About this task: According to the chlorophyll b abstract below, at about what wavelength does diffuse solar radiation reach its maximum spectral photon flux density during the daytime?

Supplied passage:
Why is chlorophyll b only used in light-harvesting systems?

• Published in: Journal of plant research Vol. 131; no. 6; pp. 961 - 972
• Main Authors: Kume, Atsushi, Akitsu, Tomoko, Nasahara, Kenlo Nishida
• Format: Journal Article
• Language: English
• Published: Tokyo Springer Japan 01.11.2018; Springer Nature B.V
• Subjects: Absorbance; Absorption; Absorption spectra; Biomedical and Life Sciences; Chlorophyll; Chlorophyll - radiation effects; Electromagnetic absorption; Irradiance; Life Sciences; Light-Harvesting Protein Complexes; Photons; Photosynthesis; Photosynthetic pigments; Pigments; Plant Biochemistry; Plant Ecology; Plant Physiology; Plant Sciences; Plants; Proteins; Regular Paper; Solar radiation; Solar spectra; Sunlight; Wavelengths; Chlorophyll; Spectroradiometer; Carotenoids; Atmospheric optics; Terrestrial photosynthesis; Chlorophyll d; Chlorophyll c
• ISSN: 0918-9440; 1618-0860
• DOI: 10.1007/s10265-018-1052-7

Chlorophylls (Chl) are important pigments in plants that are used to absorb photons and release electrons. There are several types of Chls but terrestrial plants only possess two of these: Chls a and b . The two pigments form light-harvesting Chl a / b -binding protein complexes (LHC), which absorb most of the light. The peak wavelengths of the absorption spectra of Chls a and b differ by c. 20 nm, and the ratio between them (the a / b ratio) is an important determinant of the light absorption efficiency of photosynthesis (i.e., the antenna size). Here, we investigated why Chl b is used in LHCs rather than other light-absorbing pigments that can be used for photosynthesis by considering the solar radiation spectrum under field conditions. We found that direct and diffuse solar radiation (PAR dir and PAR diff , respectively) have different spectral distributions, showing maximum spectral photon flux densities (SPFD) at c. 680 and 460 nm, respectively, during the daytime. The spectral absorbance spectra of Chls a and b functioned complementary to each other, and the absorbance peaks of Chl b were nested within those of Chl a . The absorption peak in the short wavelength region of Chl b in the proteinaceous environment occurred at c. 460 nm, making it suitable for absorbing the PAR diff , but not suitable for avoiding the high spectral irradiance (SIR) waveband of PAR dir . In contrast, Chl a effectively avoided the high SPFD and/or high SIR waveband. The absorption spectra of photosynthetic complexes were negatively correlated with SPFD spectra, but LHCs with low a / b ratios were more positively correlated with SIR spectra. These findings indicate that the spectra of the photosynthetic pigments and constructed photosystems and antenna proteins significantly align with the terrestrial solar spectra to allow the safe and efficient use of solar radiation.

Source information:
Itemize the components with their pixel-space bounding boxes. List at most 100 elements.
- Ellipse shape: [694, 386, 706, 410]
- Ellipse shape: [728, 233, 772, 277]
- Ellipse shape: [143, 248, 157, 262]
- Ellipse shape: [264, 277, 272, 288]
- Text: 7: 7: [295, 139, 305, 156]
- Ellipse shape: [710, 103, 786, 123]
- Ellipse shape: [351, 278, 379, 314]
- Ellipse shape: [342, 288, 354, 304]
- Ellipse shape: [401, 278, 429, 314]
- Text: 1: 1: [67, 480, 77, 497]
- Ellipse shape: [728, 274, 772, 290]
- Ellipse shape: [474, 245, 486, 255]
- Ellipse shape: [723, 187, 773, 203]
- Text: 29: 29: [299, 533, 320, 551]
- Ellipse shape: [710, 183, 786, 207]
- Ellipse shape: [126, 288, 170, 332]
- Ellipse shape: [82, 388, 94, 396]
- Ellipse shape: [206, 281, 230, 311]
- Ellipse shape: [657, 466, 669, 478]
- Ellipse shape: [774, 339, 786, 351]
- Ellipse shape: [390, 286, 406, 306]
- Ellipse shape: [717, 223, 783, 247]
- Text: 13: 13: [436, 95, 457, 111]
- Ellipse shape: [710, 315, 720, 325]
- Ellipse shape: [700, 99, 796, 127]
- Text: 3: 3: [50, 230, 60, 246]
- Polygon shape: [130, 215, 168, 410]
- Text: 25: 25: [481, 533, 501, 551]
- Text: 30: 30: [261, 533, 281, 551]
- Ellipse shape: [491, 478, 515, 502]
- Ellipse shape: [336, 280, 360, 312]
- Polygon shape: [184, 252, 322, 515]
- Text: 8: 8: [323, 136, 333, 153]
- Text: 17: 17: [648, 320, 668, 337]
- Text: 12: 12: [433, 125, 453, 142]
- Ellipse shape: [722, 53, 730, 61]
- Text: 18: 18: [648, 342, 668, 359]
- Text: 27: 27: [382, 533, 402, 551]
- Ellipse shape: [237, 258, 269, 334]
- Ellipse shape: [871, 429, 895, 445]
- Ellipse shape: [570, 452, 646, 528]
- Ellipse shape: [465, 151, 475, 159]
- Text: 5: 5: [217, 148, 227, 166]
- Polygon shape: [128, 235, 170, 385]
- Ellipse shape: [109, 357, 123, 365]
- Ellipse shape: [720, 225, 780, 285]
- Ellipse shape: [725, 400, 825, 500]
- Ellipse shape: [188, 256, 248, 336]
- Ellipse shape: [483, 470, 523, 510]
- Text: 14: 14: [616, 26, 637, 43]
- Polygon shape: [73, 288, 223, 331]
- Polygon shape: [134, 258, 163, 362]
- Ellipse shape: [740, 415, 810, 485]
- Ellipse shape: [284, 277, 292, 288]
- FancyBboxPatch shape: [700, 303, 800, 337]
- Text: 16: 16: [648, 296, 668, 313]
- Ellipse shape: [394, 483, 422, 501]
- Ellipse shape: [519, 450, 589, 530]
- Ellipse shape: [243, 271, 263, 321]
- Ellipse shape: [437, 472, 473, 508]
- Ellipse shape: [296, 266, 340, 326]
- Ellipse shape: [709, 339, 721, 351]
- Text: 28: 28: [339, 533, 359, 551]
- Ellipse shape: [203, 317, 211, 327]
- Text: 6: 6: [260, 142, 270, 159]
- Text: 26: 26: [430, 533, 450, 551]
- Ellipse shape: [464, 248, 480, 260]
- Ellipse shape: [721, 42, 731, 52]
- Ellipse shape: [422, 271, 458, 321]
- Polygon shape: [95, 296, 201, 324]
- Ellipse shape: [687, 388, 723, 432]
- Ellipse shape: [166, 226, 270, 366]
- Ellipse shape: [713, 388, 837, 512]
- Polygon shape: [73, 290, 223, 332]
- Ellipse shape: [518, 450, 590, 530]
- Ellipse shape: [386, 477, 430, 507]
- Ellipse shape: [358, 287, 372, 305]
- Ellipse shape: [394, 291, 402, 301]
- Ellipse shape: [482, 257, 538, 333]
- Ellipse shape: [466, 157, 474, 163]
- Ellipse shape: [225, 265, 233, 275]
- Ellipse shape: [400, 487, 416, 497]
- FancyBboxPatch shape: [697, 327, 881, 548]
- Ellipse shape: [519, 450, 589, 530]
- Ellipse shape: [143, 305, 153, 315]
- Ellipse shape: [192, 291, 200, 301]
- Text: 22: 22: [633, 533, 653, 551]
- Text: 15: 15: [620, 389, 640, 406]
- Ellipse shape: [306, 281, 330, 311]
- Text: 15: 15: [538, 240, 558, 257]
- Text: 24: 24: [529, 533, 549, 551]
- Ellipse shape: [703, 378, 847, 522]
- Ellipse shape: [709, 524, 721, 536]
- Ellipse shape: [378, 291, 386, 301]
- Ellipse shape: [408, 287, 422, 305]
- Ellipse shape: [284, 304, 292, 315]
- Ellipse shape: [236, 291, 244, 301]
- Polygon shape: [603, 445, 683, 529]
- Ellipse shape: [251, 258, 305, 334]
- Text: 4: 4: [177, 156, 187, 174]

Answer to the exercise: About 460 nm.